# [Directive]
Locate each line with the string "Mesh" in the listing below and copy it.

Saved data entries:

+ + + + +

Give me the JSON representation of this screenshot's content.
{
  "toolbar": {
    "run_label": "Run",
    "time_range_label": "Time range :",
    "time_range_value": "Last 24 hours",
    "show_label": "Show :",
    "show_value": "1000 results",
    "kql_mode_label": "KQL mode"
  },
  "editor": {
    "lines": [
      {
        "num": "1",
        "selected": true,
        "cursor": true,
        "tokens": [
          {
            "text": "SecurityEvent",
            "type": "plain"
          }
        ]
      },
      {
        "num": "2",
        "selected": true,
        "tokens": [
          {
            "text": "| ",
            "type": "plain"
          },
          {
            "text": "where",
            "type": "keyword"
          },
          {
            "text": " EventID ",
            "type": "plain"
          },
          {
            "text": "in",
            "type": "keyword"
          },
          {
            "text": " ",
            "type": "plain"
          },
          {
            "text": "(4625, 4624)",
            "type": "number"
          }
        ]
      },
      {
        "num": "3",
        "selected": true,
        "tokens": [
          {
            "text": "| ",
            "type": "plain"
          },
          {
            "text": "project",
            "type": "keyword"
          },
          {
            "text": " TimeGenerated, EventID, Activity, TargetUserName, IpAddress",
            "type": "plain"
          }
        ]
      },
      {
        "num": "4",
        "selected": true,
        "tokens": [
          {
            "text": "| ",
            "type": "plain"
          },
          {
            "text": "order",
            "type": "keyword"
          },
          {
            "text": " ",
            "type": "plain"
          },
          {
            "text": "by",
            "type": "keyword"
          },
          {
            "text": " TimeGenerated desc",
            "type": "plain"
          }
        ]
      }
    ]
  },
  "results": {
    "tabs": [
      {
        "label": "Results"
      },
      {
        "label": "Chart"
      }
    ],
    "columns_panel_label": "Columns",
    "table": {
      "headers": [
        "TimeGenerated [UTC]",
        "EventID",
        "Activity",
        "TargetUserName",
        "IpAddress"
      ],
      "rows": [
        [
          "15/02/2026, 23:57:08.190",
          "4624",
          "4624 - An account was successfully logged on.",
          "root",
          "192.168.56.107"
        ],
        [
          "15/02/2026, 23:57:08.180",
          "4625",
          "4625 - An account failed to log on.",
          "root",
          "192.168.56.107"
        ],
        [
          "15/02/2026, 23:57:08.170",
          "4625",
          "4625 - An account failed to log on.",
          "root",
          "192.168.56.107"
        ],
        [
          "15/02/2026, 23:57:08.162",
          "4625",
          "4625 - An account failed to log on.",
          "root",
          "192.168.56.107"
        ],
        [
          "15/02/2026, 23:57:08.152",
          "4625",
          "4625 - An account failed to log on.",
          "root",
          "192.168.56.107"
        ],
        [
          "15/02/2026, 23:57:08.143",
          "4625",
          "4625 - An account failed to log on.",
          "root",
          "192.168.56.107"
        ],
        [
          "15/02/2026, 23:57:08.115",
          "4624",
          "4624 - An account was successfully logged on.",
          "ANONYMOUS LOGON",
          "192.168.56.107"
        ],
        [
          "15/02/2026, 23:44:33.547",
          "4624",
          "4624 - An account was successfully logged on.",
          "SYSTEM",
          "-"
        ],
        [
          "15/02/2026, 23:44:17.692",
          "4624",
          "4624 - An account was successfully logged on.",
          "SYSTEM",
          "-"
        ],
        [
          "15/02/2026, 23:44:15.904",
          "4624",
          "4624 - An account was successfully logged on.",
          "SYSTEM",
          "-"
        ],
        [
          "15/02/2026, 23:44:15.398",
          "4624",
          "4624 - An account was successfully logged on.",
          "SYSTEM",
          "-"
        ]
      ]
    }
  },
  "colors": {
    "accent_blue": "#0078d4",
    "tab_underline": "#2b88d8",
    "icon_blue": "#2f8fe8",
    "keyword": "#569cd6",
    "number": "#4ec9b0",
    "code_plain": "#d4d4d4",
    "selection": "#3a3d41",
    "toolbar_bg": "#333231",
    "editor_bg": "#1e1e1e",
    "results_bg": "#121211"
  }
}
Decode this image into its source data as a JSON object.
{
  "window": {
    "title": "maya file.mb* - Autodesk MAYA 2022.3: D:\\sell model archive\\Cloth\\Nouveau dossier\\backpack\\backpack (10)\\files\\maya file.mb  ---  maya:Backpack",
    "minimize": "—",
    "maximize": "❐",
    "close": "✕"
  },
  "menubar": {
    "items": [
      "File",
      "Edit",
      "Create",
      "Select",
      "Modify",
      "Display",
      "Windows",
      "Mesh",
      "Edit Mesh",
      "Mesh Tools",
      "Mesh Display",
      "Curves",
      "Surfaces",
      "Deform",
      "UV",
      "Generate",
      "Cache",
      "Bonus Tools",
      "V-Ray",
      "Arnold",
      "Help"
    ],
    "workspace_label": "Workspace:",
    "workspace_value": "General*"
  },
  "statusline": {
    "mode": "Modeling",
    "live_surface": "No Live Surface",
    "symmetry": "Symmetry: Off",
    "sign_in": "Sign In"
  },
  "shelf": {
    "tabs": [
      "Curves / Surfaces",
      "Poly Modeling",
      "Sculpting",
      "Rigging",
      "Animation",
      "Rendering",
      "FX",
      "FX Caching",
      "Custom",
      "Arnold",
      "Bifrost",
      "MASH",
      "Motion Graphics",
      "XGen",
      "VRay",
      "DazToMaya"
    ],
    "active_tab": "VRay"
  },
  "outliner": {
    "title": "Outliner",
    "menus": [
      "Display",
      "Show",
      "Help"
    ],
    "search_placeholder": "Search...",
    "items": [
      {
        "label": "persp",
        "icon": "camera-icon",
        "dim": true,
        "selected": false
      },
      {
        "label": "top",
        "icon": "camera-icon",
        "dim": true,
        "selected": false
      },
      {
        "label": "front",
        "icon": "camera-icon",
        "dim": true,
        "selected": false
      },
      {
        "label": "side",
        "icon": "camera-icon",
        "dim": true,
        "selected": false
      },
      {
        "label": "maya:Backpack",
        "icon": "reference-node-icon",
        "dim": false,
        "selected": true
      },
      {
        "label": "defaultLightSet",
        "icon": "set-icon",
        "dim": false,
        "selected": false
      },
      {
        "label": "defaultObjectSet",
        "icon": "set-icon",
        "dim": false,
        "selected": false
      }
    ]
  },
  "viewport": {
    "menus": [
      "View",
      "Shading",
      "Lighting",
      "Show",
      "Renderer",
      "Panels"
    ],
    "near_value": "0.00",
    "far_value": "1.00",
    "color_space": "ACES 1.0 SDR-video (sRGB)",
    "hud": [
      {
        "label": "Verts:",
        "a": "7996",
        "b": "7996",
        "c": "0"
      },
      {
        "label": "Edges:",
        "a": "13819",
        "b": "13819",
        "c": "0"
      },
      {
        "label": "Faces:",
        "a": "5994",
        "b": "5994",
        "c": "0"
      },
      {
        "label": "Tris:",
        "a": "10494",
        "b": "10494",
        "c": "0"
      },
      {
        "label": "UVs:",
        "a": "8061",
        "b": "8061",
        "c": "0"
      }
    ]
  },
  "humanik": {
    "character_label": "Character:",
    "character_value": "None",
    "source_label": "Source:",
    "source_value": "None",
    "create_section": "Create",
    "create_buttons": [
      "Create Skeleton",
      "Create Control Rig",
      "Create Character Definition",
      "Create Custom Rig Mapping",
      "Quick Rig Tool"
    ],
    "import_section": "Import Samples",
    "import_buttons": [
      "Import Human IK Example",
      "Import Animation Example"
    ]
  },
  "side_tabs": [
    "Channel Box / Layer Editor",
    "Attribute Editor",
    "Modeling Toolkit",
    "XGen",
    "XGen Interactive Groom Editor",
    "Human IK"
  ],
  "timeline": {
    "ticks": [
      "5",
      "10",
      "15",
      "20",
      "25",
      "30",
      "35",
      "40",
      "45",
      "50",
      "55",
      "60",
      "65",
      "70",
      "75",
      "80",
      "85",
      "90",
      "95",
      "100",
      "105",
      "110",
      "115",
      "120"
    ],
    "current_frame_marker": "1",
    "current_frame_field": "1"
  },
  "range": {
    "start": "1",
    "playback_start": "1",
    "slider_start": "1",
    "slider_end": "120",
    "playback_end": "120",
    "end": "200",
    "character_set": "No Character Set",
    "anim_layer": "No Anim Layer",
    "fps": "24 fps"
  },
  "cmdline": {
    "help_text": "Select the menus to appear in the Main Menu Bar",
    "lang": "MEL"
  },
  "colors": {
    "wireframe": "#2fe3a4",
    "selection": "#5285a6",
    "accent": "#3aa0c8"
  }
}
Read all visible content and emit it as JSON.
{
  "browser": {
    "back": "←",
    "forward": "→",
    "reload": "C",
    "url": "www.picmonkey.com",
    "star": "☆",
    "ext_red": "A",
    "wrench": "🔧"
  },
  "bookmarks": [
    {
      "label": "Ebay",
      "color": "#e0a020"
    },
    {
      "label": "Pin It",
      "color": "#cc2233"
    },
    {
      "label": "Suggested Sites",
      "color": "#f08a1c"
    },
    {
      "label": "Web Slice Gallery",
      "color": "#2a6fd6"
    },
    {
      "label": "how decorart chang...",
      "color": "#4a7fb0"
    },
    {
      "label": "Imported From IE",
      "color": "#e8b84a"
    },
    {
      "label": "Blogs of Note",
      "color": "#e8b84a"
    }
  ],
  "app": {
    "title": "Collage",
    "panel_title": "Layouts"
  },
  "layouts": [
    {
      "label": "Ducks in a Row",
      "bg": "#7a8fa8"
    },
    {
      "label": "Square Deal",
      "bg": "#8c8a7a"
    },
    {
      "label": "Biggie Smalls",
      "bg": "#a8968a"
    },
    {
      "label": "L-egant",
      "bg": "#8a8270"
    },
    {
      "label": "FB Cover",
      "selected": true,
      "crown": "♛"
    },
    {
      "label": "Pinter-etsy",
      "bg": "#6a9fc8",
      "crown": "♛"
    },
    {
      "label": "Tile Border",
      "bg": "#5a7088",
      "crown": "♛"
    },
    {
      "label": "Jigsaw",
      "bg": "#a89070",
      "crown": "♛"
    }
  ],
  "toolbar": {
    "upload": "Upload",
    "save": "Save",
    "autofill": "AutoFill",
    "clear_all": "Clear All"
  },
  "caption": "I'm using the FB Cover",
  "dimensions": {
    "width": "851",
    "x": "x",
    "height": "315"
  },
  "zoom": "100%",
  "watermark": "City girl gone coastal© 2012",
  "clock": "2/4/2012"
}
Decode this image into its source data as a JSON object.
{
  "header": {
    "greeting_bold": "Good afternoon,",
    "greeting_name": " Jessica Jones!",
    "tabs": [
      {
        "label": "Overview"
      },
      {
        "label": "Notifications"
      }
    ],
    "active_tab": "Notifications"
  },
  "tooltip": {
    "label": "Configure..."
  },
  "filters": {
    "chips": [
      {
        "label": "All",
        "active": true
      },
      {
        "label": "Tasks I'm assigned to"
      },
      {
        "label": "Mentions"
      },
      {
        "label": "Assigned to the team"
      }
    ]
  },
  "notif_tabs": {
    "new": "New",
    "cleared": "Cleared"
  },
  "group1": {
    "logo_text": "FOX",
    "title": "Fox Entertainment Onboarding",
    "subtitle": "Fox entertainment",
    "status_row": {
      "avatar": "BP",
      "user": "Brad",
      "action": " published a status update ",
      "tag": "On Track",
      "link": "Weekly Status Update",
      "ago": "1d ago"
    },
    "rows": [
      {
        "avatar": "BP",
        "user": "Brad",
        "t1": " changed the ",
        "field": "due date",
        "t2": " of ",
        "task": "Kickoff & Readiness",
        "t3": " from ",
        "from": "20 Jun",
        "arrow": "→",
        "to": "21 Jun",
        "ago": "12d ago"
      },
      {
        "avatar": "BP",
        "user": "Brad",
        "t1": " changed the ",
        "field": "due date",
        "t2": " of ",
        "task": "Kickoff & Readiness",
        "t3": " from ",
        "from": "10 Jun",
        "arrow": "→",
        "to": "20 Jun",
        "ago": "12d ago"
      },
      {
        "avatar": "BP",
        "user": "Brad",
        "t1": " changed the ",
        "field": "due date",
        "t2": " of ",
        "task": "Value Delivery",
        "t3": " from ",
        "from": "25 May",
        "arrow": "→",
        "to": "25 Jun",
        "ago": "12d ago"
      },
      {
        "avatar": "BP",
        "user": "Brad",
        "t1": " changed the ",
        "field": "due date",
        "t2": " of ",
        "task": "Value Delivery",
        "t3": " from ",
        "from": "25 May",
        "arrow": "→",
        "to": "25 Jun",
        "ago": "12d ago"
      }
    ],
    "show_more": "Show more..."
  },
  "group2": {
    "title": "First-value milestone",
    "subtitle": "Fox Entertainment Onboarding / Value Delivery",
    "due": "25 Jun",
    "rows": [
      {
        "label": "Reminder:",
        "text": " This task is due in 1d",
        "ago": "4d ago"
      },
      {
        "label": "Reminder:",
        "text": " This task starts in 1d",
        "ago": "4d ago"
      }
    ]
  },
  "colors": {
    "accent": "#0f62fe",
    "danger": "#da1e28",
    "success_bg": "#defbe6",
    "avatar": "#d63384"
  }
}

+ + + + +

# [Answer to the task]
      "Mesh",
      "Edit Mesh",
      "Mesh Tools",
      "Mesh Display",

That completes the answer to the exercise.